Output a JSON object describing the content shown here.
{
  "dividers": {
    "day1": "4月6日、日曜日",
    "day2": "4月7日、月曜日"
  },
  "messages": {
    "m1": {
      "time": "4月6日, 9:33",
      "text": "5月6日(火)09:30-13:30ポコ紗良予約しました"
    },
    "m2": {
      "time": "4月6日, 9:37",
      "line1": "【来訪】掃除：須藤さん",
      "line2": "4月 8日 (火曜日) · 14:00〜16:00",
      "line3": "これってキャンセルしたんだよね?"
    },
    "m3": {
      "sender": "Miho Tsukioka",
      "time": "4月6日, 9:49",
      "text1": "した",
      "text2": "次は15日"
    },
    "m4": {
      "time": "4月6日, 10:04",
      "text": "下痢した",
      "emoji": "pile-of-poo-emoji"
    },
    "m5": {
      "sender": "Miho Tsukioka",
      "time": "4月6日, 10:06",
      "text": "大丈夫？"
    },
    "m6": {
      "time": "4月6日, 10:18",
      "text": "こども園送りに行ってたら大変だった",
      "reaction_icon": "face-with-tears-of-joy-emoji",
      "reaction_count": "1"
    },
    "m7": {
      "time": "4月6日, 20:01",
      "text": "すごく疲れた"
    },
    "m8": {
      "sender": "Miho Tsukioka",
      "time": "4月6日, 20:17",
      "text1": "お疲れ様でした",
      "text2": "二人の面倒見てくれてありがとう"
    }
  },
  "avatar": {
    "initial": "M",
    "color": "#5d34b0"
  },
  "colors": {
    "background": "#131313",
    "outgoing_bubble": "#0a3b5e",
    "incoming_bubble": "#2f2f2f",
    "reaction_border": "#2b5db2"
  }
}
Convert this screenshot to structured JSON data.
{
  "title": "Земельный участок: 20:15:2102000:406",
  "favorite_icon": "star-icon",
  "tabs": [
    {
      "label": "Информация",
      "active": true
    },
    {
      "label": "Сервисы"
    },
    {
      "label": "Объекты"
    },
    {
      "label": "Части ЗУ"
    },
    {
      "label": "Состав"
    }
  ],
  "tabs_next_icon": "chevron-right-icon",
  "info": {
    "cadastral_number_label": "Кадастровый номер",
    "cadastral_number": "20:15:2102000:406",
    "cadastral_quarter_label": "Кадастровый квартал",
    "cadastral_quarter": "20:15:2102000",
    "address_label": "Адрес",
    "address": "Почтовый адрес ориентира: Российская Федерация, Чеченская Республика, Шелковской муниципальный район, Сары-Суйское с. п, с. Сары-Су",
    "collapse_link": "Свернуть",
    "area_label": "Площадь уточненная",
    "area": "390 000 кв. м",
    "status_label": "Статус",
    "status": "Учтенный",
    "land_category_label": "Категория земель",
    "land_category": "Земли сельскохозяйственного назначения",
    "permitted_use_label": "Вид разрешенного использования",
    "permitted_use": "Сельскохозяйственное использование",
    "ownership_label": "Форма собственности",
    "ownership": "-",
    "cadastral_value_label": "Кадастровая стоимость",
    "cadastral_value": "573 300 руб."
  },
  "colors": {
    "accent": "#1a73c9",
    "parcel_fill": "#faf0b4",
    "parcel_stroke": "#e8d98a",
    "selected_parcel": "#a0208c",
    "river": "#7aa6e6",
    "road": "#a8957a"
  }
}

-*-*-

Description of the task: Give back each line above precisely as it stands.

Reply:
Output a JSON object describing the content shown here.
{
  "dividers": {
    "day1": "4月6日、日曜日",
    "day2": "4月7日、月曜日"
  },
  "messages": {
    "m1": {
      "time": "4月6日, 9:33",
      "text": "5月6日(火)09:30-13:30ポコ紗良予約しました"
    },
    "m2": {
      "time": "4月6日, 9:37",
      "line1": "【来訪】掃除：須藤さん",
      "line2": "4月 8日 (火曜日) · 14:00〜16:00",
      "line3": "これってキャンセルしたんだよね?"
    },
    "m3": {
      "sender": "Miho Tsukioka",
      "time": "4月6日, 9:49",
      "text1": "した",
      "text2": "次は15日"
    },
    "m4": {
      "time": "4月6日, 10:04",
      "text": "下痢した",
      "emoji": "pile-of-poo-emoji"
    },
    "m5": {
      "sender": "Miho Tsukioka",
      "time": "4月6日, 10:06",
      "text": "大丈夫？"
    },
    "m6": {
      "time": "4月6日, 10:18",
      "text": "こども園送りに行ってたら大変だった",
      "reaction_icon": "face-with-tears-of-joy-emoji",
      "reaction_count": "1"
    },
    "m7": {
      "time": "4月6日, 20:01",
      "text": "すごく疲れた"
    },
    "m8": {
      "sender": "Miho Tsukioka",
      "time": "4月6日, 20:17",
      "text1": "お疲れ様でした",
      "text2": "二人の面倒見てくれてありがとう"
    }
  },
  "avatar": {
    "initial": "M",
    "color": "#5d34b0"
  },
  "colors": {
    "background": "#131313",
    "outgoing_bubble": "#0a3b5e",
    "incoming_bubble": "#2f2f2f",
    "reaction_border": "#2b5db2"
  }
}
Convert this screenshot to structured JSON data.
{
  "title": "Земельный участок: 20:15:2102000:406",
  "favorite_icon": "star-icon",
  "tabs": [
    {
      "label": "Информация",
      "active": true
    },
    {
      "label": "Сервисы"
    },
    {
      "label": "Объекты"
    },
    {
      "label": "Части ЗУ"
    },
    {
      "label": "Состав"
    }
  ],
  "tabs_next_icon": "chevron-right-icon",
  "info": {
    "cadastral_number_label": "Кадастровый номер",
    "cadastral_number": "20:15:2102000:406",
    "cadastral_quarter_label": "Кадастровый квартал",
    "cadastral_quarter": "20:15:2102000",
    "address_label": "Адрес",
    "address": "Почтовый адрес ориентира: Российская Федерация, Чеченская Республика, Шелковской муниципальный район, Сары-Суйское с. п, с. Сары-Су",
    "collapse_link": "Свернуть",
    "area_label": "Площадь уточненная",
    "area": "390 000 кв. м",
    "status_label": "Статус",
    "status": "Учтенный",
    "land_category_label": "Категория земель",
    "land_category": "Земли сельскохозяйственного назначения",
    "permitted_use_label": "Вид разрешенного использования",
    "permitted_use": "Сельскохозяйственное использование",
    "ownership_label": "Форма собственности",
    "ownership": "-",
    "cadastral_value_label": "Кадастровая стоимость",
    "cadastral_value": "573 300 руб."
  },
  "colors": {
    "accent": "#1a73c9",
    "parcel_fill": "#faf0b4",
    "parcel_stroke": "#e8d98a",
    "selected_parcel": "#a0208c",
    "river": "#7aa6e6",
    "road": "#a8957a"
  }
}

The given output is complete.